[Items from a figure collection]
----------
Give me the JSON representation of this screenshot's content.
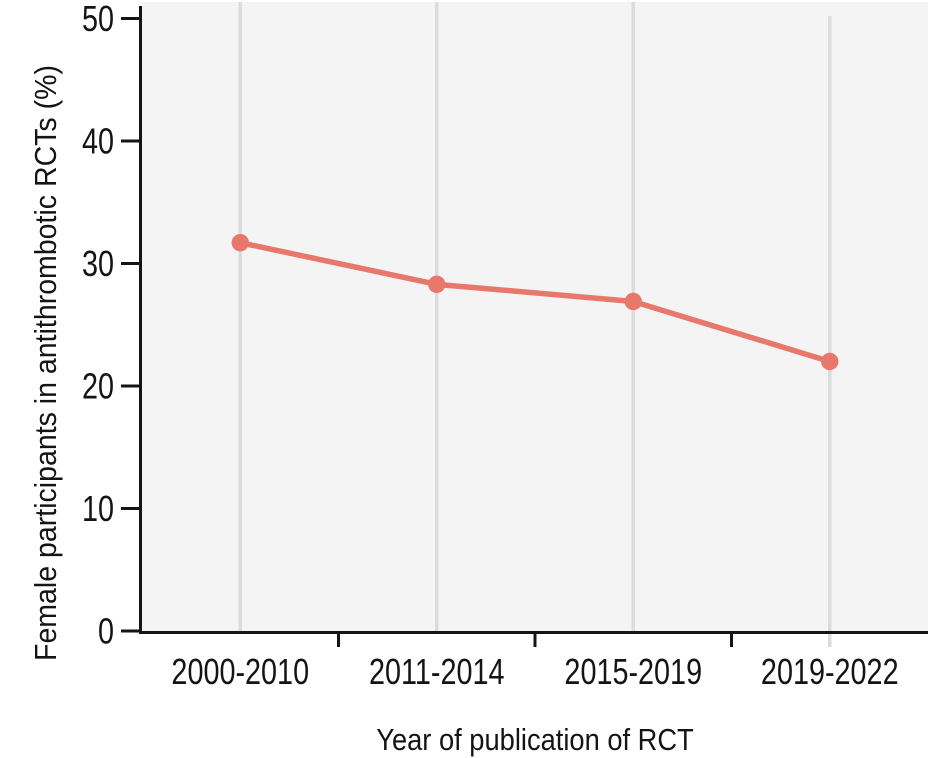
{
  "chart_data": {
    "type": "line",
    "categories": [
      "2000-2010",
      "2011-2014",
      "2015-2019",
      "2019-2022"
    ],
    "series": [
      {
        "name": "Female participants in antithrombotic RCTs",
        "values": [
          31.7,
          28.3,
          26.9,
          22.0
        ]
      }
    ],
    "xlabel": "Year of publication of RCT",
    "ylabel": "Female participants in antithrombotic RCTs (%)",
    "ylim": [
      0,
      50
    ],
    "yticks": [
      0,
      10,
      20,
      30,
      40,
      50
    ],
    "grid": "vertical-only",
    "legend_position": "none",
    "colors": {
      "line": "#e7786b",
      "marker": "#e7786b",
      "plot_background": "#f4f4f4",
      "gridline": "#dcdcdc",
      "axis": "#141414",
      "text": "#141414"
    }
  }
}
----------
→ **AIM**: Reproduce every line of the material precisely, omitting its pictures.

→ **WRITTEN SOLUTION**:
Give me the JSON representation of this screenshot's content.
{
  "chart_data": {
    "type": "line",
    "categories": [
      "2000-2010",
      "2011-2014",
      "2015-2019",
      "2019-2022"
    ],
    "series": [
      {
        "name": "Female participants in antithrombotic RCTs",
        "values": [
          31.7,
          28.3,
          26.9,
          22.0
        ]
      }
    ],
    "xlabel": "Year of publication of RCT",
    "ylabel": "Female participants in antithrombotic RCTs (%)",
    "ylim": [
      0,
      50
    ],
    "yticks": [
      0,
      10,
      20,
      30,
      40,
      50
    ],
    "grid": "vertical-only",
    "legend_position": "none",
    "colors": {
      "line": "#e7786b",
      "marker": "#e7786b",
      "plot_background": "#f4f4f4",
      "gridline": "#dcdcdc",
      "axis": "#141414",
      "text": "#141414"
    }
  }
}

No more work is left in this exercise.